Type every record exactly as it appears.

-- BEGIN --

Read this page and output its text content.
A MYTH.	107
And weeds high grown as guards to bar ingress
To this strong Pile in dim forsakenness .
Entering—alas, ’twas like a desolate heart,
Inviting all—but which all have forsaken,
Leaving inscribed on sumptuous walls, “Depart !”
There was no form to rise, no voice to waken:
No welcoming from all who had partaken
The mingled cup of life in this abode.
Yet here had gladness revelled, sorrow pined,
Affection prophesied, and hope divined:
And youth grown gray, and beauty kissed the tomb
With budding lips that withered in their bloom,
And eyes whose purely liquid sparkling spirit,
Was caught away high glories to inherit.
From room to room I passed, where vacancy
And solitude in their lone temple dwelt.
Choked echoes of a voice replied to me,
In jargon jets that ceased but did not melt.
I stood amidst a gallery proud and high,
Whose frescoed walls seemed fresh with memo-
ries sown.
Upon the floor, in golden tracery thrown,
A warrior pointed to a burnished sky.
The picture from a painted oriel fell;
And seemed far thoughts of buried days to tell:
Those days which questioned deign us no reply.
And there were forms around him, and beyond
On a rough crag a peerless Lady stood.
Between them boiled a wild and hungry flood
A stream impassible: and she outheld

-- END --

:: EXERCISE RESULT ::
Read this page and output its text content.
A MYTH.	107
And weeds high grown as guards to bar ingress
To this strong Pile in dim forsakenness .
Entering—alas, ’twas like a desolate heart,
Inviting all—but which all have forsaken,
Leaving inscribed on sumptuous walls, “Depart !”
There was no form to rise, no voice to waken:
No welcoming from all who had partaken
The mingled cup of life in this abode.
Yet here had gladness revelled, sorrow pined,
Affection prophesied, and hope divined:
And youth grown gray, and beauty kissed the tomb
With budding lips that withered in their bloom,
And eyes whose purely liquid sparkling spirit,
Was caught away high glories to inherit.
From room to room I passed, where vacancy
And solitude in their lone temple dwelt.
Choked echoes of a voice replied to me,
In jargon jets that ceased but did not melt.
I stood amidst a gallery proud and high,
Whose frescoed walls seemed fresh with memo-
ries sown.
Upon the floor, in golden tracery thrown,
A warrior pointed to a burnished sky.
The picture from a painted oriel fell;
And seemed far thoughts of buried days to tell:
Those days which questioned deign us no reply.
And there were forms around him, and beyond
On a rough crag a peerless Lady stood.
Between them boiled a wild and hungry flood
A stream impassible: and she outheld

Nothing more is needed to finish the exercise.